*Exercise objective*
Every line below is to be quoted exactly, with nothing added or dropped.

* * * * * * * * *

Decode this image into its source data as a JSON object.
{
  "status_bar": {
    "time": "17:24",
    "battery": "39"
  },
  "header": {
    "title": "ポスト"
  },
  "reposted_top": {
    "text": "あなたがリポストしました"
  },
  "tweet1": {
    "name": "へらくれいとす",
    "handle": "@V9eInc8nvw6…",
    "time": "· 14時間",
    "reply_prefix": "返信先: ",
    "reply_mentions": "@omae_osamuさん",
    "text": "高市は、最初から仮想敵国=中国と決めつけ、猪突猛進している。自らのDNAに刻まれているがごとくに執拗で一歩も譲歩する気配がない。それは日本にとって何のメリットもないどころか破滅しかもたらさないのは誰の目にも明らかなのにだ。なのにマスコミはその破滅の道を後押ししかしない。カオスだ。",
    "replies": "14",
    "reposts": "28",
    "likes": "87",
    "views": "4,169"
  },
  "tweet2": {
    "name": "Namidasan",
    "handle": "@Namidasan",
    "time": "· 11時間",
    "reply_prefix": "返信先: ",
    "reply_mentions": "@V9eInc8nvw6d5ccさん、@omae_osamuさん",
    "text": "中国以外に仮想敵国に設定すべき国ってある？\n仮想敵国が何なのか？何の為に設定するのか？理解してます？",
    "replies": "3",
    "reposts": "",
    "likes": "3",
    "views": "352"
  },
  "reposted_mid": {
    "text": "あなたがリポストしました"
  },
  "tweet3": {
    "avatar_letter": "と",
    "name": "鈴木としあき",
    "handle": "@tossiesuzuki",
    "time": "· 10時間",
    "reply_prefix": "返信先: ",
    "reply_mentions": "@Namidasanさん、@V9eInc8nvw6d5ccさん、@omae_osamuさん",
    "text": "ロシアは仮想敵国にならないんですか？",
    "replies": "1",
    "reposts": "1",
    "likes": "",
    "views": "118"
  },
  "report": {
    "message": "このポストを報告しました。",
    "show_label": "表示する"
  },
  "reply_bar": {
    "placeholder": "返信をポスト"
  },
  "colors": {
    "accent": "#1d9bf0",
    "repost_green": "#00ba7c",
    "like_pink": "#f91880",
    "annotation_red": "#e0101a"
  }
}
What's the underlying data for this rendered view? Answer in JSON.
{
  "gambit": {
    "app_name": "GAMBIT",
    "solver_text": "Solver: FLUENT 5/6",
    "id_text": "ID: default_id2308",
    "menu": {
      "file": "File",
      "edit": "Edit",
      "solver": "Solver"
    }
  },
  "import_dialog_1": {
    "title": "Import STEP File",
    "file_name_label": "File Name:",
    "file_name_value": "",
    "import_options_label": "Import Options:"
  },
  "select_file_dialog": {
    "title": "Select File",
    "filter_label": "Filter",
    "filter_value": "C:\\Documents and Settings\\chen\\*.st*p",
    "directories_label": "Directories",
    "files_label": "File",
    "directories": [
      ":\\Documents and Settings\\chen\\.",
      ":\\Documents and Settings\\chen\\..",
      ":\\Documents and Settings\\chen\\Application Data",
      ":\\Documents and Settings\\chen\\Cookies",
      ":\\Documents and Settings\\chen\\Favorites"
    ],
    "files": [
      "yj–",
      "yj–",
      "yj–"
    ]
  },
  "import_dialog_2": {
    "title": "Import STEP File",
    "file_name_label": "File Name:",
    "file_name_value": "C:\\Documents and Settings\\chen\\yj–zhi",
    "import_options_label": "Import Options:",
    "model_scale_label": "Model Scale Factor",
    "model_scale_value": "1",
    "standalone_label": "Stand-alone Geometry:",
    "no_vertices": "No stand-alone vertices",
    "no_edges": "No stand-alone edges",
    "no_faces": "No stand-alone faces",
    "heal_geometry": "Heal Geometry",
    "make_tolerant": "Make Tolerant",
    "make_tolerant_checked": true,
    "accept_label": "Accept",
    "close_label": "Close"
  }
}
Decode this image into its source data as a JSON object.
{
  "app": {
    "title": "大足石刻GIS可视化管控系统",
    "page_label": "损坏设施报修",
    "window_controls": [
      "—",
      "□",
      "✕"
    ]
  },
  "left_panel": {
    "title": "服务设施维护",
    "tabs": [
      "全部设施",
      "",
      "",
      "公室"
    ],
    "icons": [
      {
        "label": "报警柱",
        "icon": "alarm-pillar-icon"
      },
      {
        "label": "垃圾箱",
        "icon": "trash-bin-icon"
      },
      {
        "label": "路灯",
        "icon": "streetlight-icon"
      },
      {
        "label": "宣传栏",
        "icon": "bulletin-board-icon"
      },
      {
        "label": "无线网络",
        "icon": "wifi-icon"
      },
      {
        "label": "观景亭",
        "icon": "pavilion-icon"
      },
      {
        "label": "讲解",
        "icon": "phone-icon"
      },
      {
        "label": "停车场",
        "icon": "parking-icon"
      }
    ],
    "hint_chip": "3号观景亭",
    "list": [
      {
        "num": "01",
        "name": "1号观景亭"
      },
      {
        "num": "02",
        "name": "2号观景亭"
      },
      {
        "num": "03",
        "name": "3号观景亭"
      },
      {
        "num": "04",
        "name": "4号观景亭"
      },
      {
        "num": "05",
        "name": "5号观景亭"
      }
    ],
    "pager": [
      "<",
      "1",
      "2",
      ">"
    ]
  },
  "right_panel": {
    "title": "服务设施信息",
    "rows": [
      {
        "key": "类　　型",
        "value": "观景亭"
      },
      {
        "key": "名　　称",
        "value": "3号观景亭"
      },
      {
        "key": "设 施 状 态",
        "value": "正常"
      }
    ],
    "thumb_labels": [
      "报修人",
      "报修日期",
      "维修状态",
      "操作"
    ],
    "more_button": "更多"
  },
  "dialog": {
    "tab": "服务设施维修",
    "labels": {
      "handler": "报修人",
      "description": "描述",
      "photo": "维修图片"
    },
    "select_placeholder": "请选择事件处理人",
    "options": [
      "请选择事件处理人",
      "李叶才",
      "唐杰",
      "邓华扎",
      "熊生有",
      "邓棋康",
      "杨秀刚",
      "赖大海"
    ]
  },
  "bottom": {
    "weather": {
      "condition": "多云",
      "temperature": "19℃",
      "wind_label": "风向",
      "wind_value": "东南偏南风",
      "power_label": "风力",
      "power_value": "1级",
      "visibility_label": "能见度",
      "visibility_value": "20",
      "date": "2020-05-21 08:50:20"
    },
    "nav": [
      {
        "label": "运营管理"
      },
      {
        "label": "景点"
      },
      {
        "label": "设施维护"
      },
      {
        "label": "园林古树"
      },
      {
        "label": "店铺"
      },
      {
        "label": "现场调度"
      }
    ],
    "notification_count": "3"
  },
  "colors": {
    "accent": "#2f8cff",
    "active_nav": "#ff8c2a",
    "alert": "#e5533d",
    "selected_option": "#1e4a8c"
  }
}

* * * * * * * * *

*Result of this exercise*
Decode this image into its source data as a JSON object.
{
  "status_bar": {
    "time": "17:24",
    "battery": "39"
  },
  "header": {
    "title": "ポスト"
  },
  "reposted_top": {
    "text": "あなたがリポストしました"
  },
  "tweet1": {
    "name": "へらくれいとす",
    "handle": "@V9eInc8nvw6…",
    "time": "· 14時間",
    "reply_prefix": "返信先: ",
    "reply_mentions": "@omae_osamuさん",
    "text": "高市は、最初から仮想敵国=中国と決めつけ、猪突猛進している。自らのDNAに刻まれているがごとくに執拗で一歩も譲歩する気配がない。それは日本にとって何のメリットもないどころか破滅しかもたらさないのは誰の目にも明らかなのにだ。なのにマスコミはその破滅の道を後押ししかしない。カオスだ。",
    "replies": "14",
    "reposts": "28",
    "likes": "87",
    "views": "4,169"
  },
  "tweet2": {
    "name": "Namidasan",
    "handle": "@Namidasan",
    "time": "· 11時間",
    "reply_prefix": "返信先: ",
    "reply_mentions": "@V9eInc8nvw6d5ccさん、@omae_osamuさん",
    "text": "中国以外に仮想敵国に設定すべき国ってある？\n仮想敵国が何なのか？何の為に設定するのか？理解してます？",
    "replies": "3",
    "reposts": "",
    "likes": "3",
    "views": "352"
  },
  "reposted_mid": {
    "text": "あなたがリポストしました"
  },
  "tweet3": {
    "avatar_letter": "と",
    "name": "鈴木としあき",
    "handle": "@tossiesuzuki",
    "time": "· 10時間",
    "reply_prefix": "返信先: ",
    "reply_mentions": "@Namidasanさん、@V9eInc8nvw6d5ccさん、@omae_osamuさん",
    "text": "ロシアは仮想敵国にならないんですか？",
    "replies": "1",
    "reposts": "1",
    "likes": "",
    "views": "118"
  },
  "report": {
    "message": "このポストを報告しました。",
    "show_label": "表示する"
  },
  "reply_bar": {
    "placeholder": "返信をポスト"
  },
  "colors": {
    "accent": "#1d9bf0",
    "repost_green": "#00ba7c",
    "like_pink": "#f91880",
    "annotation_red": "#e0101a"
  }
}
What's the underlying data for this rendered view? Answer in JSON.
{
  "gambit": {
    "app_name": "GAMBIT",
    "solver_text": "Solver: FLUENT 5/6",
    "id_text": "ID: default_id2308",
    "menu": {
      "file": "File",
      "edit": "Edit",
      "solver": "Solver"
    }
  },
  "import_dialog_1": {
    "title": "Import STEP File",
    "file_name_label": "File Name:",
    "file_name_value": "",
    "import_options_label": "Import Options:"
  },
  "select_file_dialog": {
    "title": "Select File",
    "filter_label": "Filter",
    "filter_value": "C:\\Documents and Settings\\chen\\*.st*p",
    "directories_label": "Directories",
    "files_label": "File",
    "directories": [
      ":\\Documents and Settings\\chen\\.",
      ":\\Documents and Settings\\chen\\..",
      ":\\Documents and Settings\\chen\\Application Data",
      ":\\Documents and Settings\\chen\\Cookies",
      ":\\Documents and Settings\\chen\\Favorites"
    ],
    "files": [
      "yj–",
      "yj–",
      "yj–"
    ]
  },
  "import_dialog_2": {
    "title": "Import STEP File",
    "file_name_label": "File Name:",
    "file_name_value": "C:\\Documents and Settings\\chen\\yj–zhi",
    "import_options_label": "Import Options:",
    "model_scale_label": "Model Scale Factor",
    "model_scale_value": "1",
    "standalone_label": "Stand-alone Geometry:",
    "no_vertices": "No stand-alone vertices",
    "no_edges": "No stand-alone edges",
    "no_faces": "No stand-alone faces",
    "heal_geometry": "Heal Geometry",
    "make_tolerant": "Make Tolerant",
    "make_tolerant_checked": true,
    "accept_label": "Accept",
    "close_label": "Close"
  }
}
Decode this image into its source data as a JSON object.
{
  "app": {
    "title": "大足石刻GIS可视化管控系统",
    "page_label": "损坏设施报修",
    "window_controls": [
      "—",
      "□",
      "✕"
    ]
  },
  "left_panel": {
    "title": "服务设施维护",
    "tabs": [
      "全部设施",
      "",
      "",
      "公室"
    ],
    "icons": [
      {
        "label": "报警柱",
        "icon": "alarm-pillar-icon"
      },
      {
        "label": "垃圾箱",
        "icon": "trash-bin-icon"
      },
      {
        "label": "路灯",
        "icon": "streetlight-icon"
      },
      {
        "label": "宣传栏",
        "icon": "bulletin-board-icon"
      },
      {
        "label": "无线网络",
        "icon": "wifi-icon"
      },
      {
        "label": "观景亭",
        "icon": "pavilion-icon"
      },
      {
        "label": "讲解",
        "icon": "phone-icon"
      },
      {
        "label": "停车场",
        "icon": "parking-icon"
      }
    ],
    "hint_chip": "3号观景亭",
    "list": [
      {
        "num": "01",
        "name": "1号观景亭"
      },
      {
        "num": "02",
        "name": "2号观景亭"
      },
      {
        "num": "03",
        "name": "3号观景亭"
      },
      {
        "num": "04",
        "name": "4号观景亭"
      },
      {
        "num": "05",
        "name": "5号观景亭"
      }
    ],
    "pager": [
      "<",
      "1",
      "2",
      ">"
    ]
  },
  "right_panel": {
    "title": "服务设施信息",
    "rows": [
      {
        "key": "类　　型",
        "value": "观景亭"
      },
      {
        "key": "名　　称",
        "value": "3号观景亭"
      },
      {
        "key": "设 施 状 态",
        "value": "正常"
      }
    ],
    "thumb_labels": [
      "报修人",
      "报修日期",
      "维修状态",
      "操作"
    ],
    "more_button": "更多"
  },
  "dialog": {
    "tab": "服务设施维修",
    "labels": {
      "handler": "报修人",
      "description": "描述",
      "photo": "维修图片"
    },
    "select_placeholder": "请选择事件处理人",
    "options": [
      "请选择事件处理人",
      "李叶才",
      "唐杰",
      "邓华扎",
      "熊生有",
      "邓棋康",
      "杨秀刚",
      "赖大海"
    ]
  },
  "bottom": {
    "weather": {
      "condition": "多云",
      "temperature": "19℃",
      "wind_label": "风向",
      "wind_value": "东南偏南风",
      "power_label": "风力",
      "power_value": "1级",
      "visibility_label": "能见度",
      "visibility_value": "20",
      "date": "2020-05-21 08:50:20"
    },
    "nav": [
      {
        "label": "运营管理"
      },
      {
        "label": "景点"
      },
      {
        "label": "设施维护"
      },
      {
        "label": "园林古树"
      },
      {
        "label": "店铺"
      },
      {
        "label": "现场调度"
      }
    ],
    "notification_count": "3"
  },
  "colors": {
    "accent": "#2f8cff",
    "active_nav": "#ff8c2a",
    "alert": "#e5533d",
    "selected_option": "#1e4a8c"
  }
}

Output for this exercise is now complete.